-- INSTRUCTION --
Lay out every entry below as a Markdown table with the columns "Row" and "Entry," giving each line its row number and skipping blank lines.
━━ DATA ENTRIES ━━
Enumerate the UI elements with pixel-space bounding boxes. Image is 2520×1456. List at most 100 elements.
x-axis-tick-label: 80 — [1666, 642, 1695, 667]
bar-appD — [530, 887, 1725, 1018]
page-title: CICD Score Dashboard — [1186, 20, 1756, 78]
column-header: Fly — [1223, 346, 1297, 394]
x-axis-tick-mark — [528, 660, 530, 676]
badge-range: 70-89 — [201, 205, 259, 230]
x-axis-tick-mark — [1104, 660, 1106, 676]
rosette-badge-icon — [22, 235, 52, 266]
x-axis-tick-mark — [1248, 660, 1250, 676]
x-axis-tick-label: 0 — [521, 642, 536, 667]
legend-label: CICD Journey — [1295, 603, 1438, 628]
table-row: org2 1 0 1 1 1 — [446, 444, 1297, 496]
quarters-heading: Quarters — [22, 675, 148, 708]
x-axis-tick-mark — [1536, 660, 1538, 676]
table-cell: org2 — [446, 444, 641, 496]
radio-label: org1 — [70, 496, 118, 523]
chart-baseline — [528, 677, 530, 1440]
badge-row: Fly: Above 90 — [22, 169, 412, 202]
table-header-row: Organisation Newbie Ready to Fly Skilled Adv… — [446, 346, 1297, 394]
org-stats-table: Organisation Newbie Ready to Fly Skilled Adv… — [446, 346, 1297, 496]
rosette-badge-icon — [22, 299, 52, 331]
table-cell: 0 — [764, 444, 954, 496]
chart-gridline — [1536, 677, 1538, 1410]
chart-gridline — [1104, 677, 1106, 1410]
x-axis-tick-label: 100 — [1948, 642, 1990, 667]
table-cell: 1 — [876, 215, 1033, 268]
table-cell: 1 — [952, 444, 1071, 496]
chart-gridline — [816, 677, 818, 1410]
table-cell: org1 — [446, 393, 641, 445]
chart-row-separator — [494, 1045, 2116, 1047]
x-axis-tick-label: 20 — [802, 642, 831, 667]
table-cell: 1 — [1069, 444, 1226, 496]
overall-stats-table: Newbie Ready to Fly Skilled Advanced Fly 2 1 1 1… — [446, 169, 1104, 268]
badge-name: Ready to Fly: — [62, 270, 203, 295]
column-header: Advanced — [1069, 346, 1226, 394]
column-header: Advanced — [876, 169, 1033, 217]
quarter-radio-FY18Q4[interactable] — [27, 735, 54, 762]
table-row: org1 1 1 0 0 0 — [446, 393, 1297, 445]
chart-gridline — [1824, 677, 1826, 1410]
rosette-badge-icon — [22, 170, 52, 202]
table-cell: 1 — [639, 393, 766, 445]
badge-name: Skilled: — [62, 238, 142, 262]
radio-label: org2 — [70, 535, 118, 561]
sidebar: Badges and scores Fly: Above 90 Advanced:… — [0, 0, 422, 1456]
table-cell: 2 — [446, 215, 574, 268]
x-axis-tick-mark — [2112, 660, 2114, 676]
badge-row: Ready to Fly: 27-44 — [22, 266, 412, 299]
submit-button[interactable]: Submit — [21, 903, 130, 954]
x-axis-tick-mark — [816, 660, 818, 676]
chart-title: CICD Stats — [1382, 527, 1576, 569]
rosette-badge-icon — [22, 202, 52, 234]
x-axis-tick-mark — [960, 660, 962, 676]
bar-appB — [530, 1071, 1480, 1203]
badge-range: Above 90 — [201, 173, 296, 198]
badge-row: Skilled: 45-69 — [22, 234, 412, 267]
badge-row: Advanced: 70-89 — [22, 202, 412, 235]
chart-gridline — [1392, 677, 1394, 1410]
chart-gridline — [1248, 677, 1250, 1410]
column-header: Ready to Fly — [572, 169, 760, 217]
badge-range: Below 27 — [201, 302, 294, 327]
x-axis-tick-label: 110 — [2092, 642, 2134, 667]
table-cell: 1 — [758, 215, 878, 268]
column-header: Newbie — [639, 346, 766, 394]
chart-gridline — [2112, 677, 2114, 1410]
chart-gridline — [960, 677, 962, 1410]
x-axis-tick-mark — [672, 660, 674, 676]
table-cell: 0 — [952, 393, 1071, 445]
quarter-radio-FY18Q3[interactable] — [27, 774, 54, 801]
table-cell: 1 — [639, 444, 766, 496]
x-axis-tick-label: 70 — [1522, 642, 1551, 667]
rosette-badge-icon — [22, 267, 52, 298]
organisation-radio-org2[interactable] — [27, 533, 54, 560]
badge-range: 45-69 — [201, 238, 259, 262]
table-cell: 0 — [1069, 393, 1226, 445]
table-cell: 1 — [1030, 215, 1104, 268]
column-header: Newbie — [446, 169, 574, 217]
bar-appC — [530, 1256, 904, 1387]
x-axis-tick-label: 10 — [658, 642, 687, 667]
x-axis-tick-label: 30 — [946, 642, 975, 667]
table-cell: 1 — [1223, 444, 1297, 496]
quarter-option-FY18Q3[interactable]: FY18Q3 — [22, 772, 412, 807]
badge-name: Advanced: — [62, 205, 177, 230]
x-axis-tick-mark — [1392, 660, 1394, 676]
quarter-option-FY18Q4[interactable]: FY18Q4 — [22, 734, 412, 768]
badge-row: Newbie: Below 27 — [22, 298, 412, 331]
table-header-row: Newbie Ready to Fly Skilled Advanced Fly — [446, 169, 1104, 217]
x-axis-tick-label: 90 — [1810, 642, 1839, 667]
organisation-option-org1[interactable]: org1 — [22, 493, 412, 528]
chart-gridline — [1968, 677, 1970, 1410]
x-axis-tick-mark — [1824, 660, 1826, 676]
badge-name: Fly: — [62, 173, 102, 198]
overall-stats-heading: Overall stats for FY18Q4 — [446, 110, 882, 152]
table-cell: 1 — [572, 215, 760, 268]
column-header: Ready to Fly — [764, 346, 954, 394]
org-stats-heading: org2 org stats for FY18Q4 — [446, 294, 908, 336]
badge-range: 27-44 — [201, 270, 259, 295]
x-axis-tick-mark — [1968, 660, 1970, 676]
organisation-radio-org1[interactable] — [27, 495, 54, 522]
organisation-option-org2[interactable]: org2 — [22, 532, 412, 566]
━━━
-- EXPECTED OUTPUT --
| Row | Entry |
|---|---|
| 1 | Enumerate the UI elements with pixel-space bounding boxes. Image is 2520×1456. List at most 100 elements. |
| 2 | x-axis-tick-label: 80 — [1666, 642, 1695, 667] |
| 3 | bar-appD — [530, 887, 1725, 1018] |
| 4 | page-title: CICD Score Dashboard — [1186, 20, 1756, 78] |
| 5 | column-header: Fly — [1223, 346, 1297, 394] |
| 6 | x-axis-tick-mark — [528, 660, 530, 676] |
| 7 | badge-range: 70-89 — [201, 205, 259, 230] |
| 8 | x-axis-tick-mark — [1104, 660, 1106, 676] |
| 9 | rosette-badge-icon — [22, 235, 52, 266] |
| 10 | x-axis-tick-mark — [1248, 660, 1250, 676] |
| 11 | x-axis-tick-label: 0 — [521, 642, 536, 667] |
| 12 | legend-label: CICD Journey — [1295, 603, 1438, 628] |
| 13 | table-row: org2 1 0 1 1 1 — [446, 444, 1297, 496] |
| 14 | quarters-heading: Quarters — [22, 675, 148, 708] |
| 15 | x-axis-tick-mark — [1536, 660, 1538, 676] |
| 16 | table-cell: org2 — [446, 444, 641, 496] |
| 17 | radio-label: org1 — [70, 496, 118, 523] |
| 18 | chart-baseline — [528, 677, 530, 1440] |
| 19 | badge-row: Fly: Above 90 — [22, 169, 412, 202] |
| 20 | table-header-row: Organisation Newbie Ready to Fly Skilled Adv… — [446, 346, 1297, 394] |
| 21 | org-stats-table: Organisation Newbie Ready to Fly Skilled Adv… — [446, 346, 1297, 496] |
| 22 | rosette-badge-icon — [22, 299, 52, 331] |
| 23 | table-cell: 0 — [764, 444, 954, 496] |
| 24 | chart-gridline — [1536, 677, 1538, 1410] |
| 25 | chart-gridline — [1104, 677, 1106, 1410] |
| 26 | x-axis-tick-label: 100 — [1948, 642, 1990, 667] |
| 27 | table-cell: 1 — [876, 215, 1033, 268] |
| 28 | table-cell: 1 — [952, 444, 1071, 496] |
| 29 | chart-gridline — [816, 677, 818, 1410] |
| 30 | table-cell: org1 — [446, 393, 641, 445] |
| 31 | chart-row-separator — [494, 1045, 2116, 1047] |
| 32 | x-axis-tick-label: 20 — [802, 642, 831, 667] |
| 33 | table-cell: 1 — [1069, 444, 1226, 496] |
| 34 | overall-stats-table: Newbie Ready to Fly Skilled Advanced Fly 2 1 1 1… — [446, 169, 1104, 268] |
| 35 | badge-name: Ready to Fly: — [62, 270, 203, 295] |
| 36 | column-header: Advanced — [1069, 346, 1226, 394] |
| 37 | column-header: Advanced — [876, 169, 1033, 217] |
| 38 | quarter-radio-FY18Q4[interactable] — [27, 735, 54, 762] |
| 39 | table-row: org1 1 1 0 0 0 — [446, 393, 1297, 445] |
| 40 | chart-gridline — [1824, 677, 1826, 1410] |
| 41 | rosette-badge-icon — [22, 170, 52, 202] |
| 42 | table-cell: 1 — [639, 393, 766, 445] |
| 43 | badge-name: Skilled: — [62, 238, 142, 262] |
| 44 | radio-label: org2 — [70, 535, 118, 561] |
| 45 | sidebar: Badges and scores Fly: Above 90 Advanced:… — [0, 0, 422, 1456] |
| 46 | table-cell: 2 — [446, 215, 574, 268] |
| 47 | x-axis-tick-mark — [2112, 660, 2114, 676] |
| 48 | badge-row: Ready to Fly: 27-44 — [22, 266, 412, 299] |
| 49 | submit-button[interactable]: Submit — [21, 903, 130, 954] |
| 50 | x-axis-tick-mark — [816, 660, 818, 676] |
| 51 | chart-title: CICD Stats — [1382, 527, 1576, 569] |
| 52 | rosette-badge-icon — [22, 202, 52, 234] |
| 53 | x-axis-tick-mark — [960, 660, 962, 676] |
| 54 | bar-appB — [530, 1071, 1480, 1203] |
| 55 | badge-range: Above 90 — [201, 173, 296, 198] |
| 56 | badge-row: Skilled: 45-69 — [22, 234, 412, 267] |
| 57 | badge-row: Advanced: 70-89 — [22, 202, 412, 235] |
| 58 | chart-gridline — [1392, 677, 1394, 1410] |
| 59 | chart-gridline — [1248, 677, 1250, 1410] |
| 60 | column-header: Ready to Fly — [572, 169, 760, 217] |
| 61 | badge-range: Below 27 — [201, 302, 294, 327] |
| 62 | x-axis-tick-label: 110 — [2092, 642, 2134, 667] |
| 63 | table-cell: 1 — [758, 215, 878, 268] |
| 64 | column-header: Newbie — [639, 346, 766, 394] |
| 65 | chart-gridline — [2112, 677, 2114, 1410] |
| 66 | chart-gridline — [960, 677, 962, 1410] |
| 67 | x-axis-tick-mark — [672, 660, 674, 676] |
| 68 | table-cell: 0 — [952, 393, 1071, 445] |
| 69 | quarter-radio-FY18Q3[interactable] — [27, 774, 54, 801] |
| 70 | table-cell: 1 — [639, 444, 766, 496] |
| 71 | x-axis-tick-label: 70 — [1522, 642, 1551, 667] |
| 72 | rosette-badge-icon — [22, 267, 52, 298] |
| 73 | organisation-radio-org2[interactable] — [27, 533, 54, 560] |
| 74 | badge-range: 45-69 — [201, 238, 259, 262] |
| 75 | table-cell: 0 — [1069, 393, 1226, 445] |
| 76 | table-cell: 1 — [1030, 215, 1104, 268] |
| 77 | column-header: Newbie — [446, 169, 574, 217] |
| 78 | bar-appC — [530, 1256, 904, 1387] |
| 79 | x-axis-tick-label: 10 — [658, 642, 687, 667] |
| 80 | x-axis-tick-label: 30 — [946, 642, 975, 667] |
| 81 | table-cell: 1 — [1223, 444, 1297, 496] |
| 82 | quarter-option-FY18Q3[interactable]: FY18Q3 — [22, 772, 412, 807] |
| 83 | badge-name: Advanced: — [62, 205, 177, 230] |
| 84 | x-axis-tick-mark — [1392, 660, 1394, 676] |
| 85 | quarter-option-FY18Q4[interactable]: FY18Q4 — [22, 734, 412, 768] |
| 86 | badge-row: Newbie: Below 27 — [22, 298, 412, 331] |
| 87 | table-header-row: Newbie Ready to Fly Skilled Advanced Fly — [446, 169, 1104, 217] |
| 88 | x-axis-tick-label: 90 — [1810, 642, 1839, 667] |
| 89 | organisation-option-org1[interactable]: org1 — [22, 493, 412, 528] |
| 90 | chart-gridline — [1968, 677, 1970, 1410] |
| 91 | x-axis-tick-mark — [1824, 660, 1826, 676] |
| 92 | badge-name: Fly: — [62, 173, 102, 198] |
| 93 | overall-stats-heading: Overall stats for FY18Q4 — [446, 110, 882, 152] |
| 94 | table-cell: 1 — [572, 215, 760, 268] |
| 95 | column-header: Ready to Fly — [764, 346, 954, 394] |
| 96 | org-stats-heading: org2 org stats for FY18Q4 — [446, 294, 908, 336] |
| 97 | badge-range: 27-44 — [201, 270, 259, 295] |
| 98 | x-axis-tick-mark — [1968, 660, 1970, 676] |
| 99 | organisation-radio-org1[interactable] — [27, 495, 54, 522] |
| 100 | organisation-option-org2[interactable]: org2 — [22, 532, 412, 566] |